START Extracted information

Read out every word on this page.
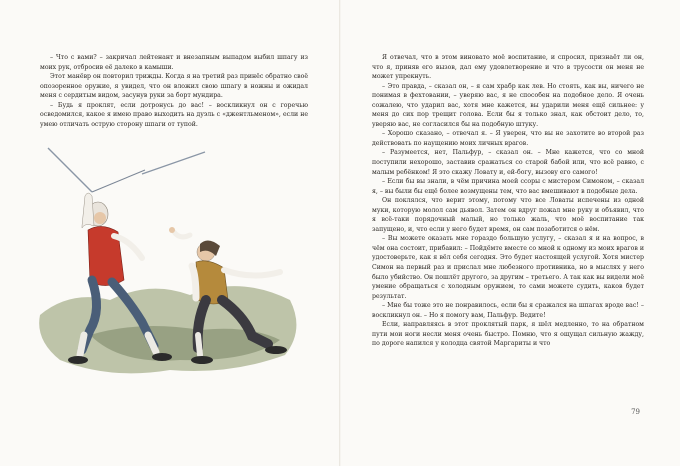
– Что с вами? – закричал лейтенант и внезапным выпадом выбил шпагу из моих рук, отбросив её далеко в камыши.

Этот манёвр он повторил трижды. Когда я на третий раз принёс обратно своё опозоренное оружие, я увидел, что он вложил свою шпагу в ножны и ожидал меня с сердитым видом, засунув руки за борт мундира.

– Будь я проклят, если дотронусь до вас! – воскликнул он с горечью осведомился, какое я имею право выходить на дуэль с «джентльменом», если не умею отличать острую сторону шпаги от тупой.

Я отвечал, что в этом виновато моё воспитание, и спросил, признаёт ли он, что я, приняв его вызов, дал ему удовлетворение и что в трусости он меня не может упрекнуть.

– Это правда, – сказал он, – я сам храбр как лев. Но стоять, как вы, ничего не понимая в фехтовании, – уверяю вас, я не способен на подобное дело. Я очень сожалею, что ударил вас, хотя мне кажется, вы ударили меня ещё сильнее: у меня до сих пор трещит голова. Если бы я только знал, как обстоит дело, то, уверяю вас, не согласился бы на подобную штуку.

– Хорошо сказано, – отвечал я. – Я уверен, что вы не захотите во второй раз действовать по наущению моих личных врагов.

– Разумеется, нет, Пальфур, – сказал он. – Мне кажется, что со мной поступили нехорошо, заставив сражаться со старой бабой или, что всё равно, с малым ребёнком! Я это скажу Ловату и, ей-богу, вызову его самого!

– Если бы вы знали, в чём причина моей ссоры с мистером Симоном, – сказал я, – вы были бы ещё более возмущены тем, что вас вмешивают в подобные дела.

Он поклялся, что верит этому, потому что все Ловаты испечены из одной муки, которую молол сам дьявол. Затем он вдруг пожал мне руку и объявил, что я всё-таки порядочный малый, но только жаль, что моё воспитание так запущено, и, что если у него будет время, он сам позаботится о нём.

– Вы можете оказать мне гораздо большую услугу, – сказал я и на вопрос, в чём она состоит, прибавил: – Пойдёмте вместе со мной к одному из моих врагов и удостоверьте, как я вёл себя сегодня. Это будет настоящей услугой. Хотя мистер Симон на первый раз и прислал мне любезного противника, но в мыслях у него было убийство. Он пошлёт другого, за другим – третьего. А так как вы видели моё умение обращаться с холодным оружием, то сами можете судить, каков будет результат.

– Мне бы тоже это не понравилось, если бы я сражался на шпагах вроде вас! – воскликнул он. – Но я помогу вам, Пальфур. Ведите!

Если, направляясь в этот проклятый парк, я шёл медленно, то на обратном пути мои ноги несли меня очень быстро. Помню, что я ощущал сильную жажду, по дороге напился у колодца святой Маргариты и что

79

END Extracted information
START Extracted information

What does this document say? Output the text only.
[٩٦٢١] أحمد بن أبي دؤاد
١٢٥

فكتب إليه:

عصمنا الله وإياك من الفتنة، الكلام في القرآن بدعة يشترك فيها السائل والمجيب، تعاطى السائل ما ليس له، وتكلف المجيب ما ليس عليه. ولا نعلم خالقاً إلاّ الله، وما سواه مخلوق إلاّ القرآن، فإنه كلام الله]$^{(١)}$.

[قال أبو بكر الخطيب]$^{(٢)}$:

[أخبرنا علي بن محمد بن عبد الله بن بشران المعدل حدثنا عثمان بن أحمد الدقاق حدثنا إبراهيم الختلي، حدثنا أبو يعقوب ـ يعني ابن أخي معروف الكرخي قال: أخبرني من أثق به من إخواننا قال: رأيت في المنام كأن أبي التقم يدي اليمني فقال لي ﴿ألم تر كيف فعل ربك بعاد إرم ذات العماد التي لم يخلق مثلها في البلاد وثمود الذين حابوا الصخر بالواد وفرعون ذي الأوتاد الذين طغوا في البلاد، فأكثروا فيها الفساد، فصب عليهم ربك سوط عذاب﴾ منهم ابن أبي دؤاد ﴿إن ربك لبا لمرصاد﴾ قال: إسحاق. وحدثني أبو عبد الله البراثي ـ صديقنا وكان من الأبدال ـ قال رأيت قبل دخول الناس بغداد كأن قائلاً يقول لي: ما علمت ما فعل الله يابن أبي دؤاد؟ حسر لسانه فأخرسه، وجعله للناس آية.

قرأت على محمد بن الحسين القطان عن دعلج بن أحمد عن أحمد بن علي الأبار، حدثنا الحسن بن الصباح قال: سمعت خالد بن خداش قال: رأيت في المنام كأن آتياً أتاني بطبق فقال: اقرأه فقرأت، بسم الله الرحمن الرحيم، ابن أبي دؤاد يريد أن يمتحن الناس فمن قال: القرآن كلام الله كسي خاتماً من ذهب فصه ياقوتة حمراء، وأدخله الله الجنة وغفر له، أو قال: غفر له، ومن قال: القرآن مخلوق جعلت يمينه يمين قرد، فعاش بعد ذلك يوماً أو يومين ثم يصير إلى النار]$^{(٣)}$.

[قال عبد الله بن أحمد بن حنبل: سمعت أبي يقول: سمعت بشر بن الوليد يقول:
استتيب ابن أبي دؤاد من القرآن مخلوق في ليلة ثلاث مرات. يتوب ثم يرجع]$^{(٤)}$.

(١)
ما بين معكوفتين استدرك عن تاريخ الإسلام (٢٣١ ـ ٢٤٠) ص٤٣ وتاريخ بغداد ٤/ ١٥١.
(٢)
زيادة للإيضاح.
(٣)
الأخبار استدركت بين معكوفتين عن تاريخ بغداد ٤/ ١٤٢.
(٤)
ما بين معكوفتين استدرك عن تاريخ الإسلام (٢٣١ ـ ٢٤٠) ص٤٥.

END Extracted information
START Extracted information

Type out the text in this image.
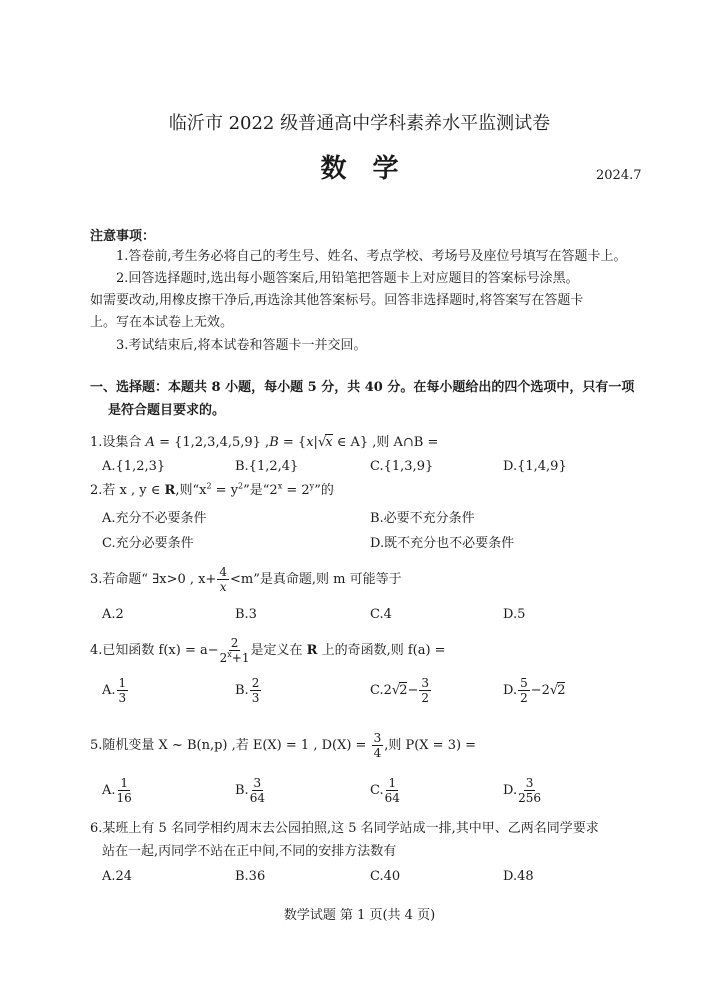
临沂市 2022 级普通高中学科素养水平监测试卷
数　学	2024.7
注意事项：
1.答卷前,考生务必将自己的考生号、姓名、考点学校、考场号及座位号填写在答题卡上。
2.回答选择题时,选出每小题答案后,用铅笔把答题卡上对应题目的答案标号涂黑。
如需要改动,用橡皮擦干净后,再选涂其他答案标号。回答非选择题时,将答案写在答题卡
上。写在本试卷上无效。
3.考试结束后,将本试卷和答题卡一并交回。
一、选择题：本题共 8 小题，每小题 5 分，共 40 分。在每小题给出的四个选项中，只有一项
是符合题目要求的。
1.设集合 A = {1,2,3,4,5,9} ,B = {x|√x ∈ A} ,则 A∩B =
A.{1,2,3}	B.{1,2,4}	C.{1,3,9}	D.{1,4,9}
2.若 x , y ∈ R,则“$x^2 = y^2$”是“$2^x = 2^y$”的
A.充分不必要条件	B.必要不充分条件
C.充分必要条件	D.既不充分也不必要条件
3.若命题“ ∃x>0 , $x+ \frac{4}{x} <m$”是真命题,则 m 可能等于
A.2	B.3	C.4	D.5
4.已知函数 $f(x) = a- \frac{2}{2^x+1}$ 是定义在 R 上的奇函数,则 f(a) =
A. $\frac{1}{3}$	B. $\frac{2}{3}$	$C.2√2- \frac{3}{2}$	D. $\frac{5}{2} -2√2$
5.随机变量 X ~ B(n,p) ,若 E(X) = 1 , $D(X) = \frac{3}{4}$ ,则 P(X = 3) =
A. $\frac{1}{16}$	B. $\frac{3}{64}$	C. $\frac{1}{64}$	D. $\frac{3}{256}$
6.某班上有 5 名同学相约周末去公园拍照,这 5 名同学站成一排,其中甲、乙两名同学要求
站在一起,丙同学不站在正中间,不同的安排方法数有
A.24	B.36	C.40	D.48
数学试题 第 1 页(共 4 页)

END Extracted information

■ Do this:
Find the lines that include the string "Пальфур", then copy each of them.

■ Reply:
– Разумеется, нет, Пальфур, – сказал он. – Мне кажется, что со мной поступили нехорошо, заставив сражаться со старой бабой или, что всё равно, с малым ребёнком! Я это скажу Ловату и, ей-богу, вызову его самого!
– Мне бы тоже это не понравилось, если бы я сражался на шпагах вроде вас! – воскликнул он. – Но я помогу вам, Пальфур. Ведите!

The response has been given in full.